Data listing →
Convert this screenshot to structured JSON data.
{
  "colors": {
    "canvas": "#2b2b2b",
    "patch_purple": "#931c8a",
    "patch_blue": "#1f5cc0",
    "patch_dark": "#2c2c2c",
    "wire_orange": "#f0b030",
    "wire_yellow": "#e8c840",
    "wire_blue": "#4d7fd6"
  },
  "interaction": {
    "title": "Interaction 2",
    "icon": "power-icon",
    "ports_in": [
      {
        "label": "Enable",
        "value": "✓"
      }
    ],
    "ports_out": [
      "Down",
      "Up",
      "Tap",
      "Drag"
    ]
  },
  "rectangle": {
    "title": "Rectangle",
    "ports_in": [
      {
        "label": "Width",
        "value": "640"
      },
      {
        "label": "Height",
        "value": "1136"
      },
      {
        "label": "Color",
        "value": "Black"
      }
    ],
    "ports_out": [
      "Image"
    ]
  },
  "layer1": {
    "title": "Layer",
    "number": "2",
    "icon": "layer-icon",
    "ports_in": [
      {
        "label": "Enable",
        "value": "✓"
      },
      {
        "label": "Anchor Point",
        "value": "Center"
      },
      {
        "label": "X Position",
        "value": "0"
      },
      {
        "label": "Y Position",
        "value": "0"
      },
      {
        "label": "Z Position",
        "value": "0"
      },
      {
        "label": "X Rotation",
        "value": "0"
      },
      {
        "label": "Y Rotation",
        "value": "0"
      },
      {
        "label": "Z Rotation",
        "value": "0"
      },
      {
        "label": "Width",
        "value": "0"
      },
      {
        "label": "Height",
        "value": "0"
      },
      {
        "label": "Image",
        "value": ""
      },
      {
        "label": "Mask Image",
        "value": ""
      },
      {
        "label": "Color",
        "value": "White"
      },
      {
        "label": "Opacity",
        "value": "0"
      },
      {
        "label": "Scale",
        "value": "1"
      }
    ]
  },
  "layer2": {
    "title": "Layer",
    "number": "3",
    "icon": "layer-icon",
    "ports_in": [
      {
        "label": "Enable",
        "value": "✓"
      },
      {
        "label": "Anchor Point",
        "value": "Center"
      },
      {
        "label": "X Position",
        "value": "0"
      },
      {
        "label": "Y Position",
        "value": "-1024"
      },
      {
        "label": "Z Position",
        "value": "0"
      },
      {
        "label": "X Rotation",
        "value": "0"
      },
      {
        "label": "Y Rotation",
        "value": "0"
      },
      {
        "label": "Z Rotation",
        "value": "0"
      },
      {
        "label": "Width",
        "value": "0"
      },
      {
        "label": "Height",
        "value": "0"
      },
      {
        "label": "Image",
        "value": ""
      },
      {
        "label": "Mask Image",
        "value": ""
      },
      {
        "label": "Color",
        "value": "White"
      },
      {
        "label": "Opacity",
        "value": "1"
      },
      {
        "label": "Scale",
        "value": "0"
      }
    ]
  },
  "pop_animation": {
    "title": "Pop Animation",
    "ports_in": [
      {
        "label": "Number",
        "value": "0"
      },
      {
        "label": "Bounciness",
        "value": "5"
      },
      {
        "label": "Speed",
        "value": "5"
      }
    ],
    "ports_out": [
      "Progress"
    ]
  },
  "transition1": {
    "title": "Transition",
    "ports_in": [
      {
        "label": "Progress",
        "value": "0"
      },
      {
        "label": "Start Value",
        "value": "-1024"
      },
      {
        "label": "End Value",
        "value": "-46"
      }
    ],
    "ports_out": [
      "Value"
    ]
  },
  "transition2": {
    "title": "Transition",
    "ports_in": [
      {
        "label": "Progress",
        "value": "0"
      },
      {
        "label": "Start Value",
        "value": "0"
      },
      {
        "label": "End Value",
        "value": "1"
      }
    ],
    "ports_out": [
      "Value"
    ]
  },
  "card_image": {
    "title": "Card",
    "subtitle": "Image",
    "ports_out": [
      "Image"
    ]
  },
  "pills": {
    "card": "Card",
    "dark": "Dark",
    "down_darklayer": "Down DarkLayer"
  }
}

Your objective → Pull every line containing the word "Down" out of the entries above.

Response to this task →
      "Down",
    "down_darklayer": "Down DarkLayer"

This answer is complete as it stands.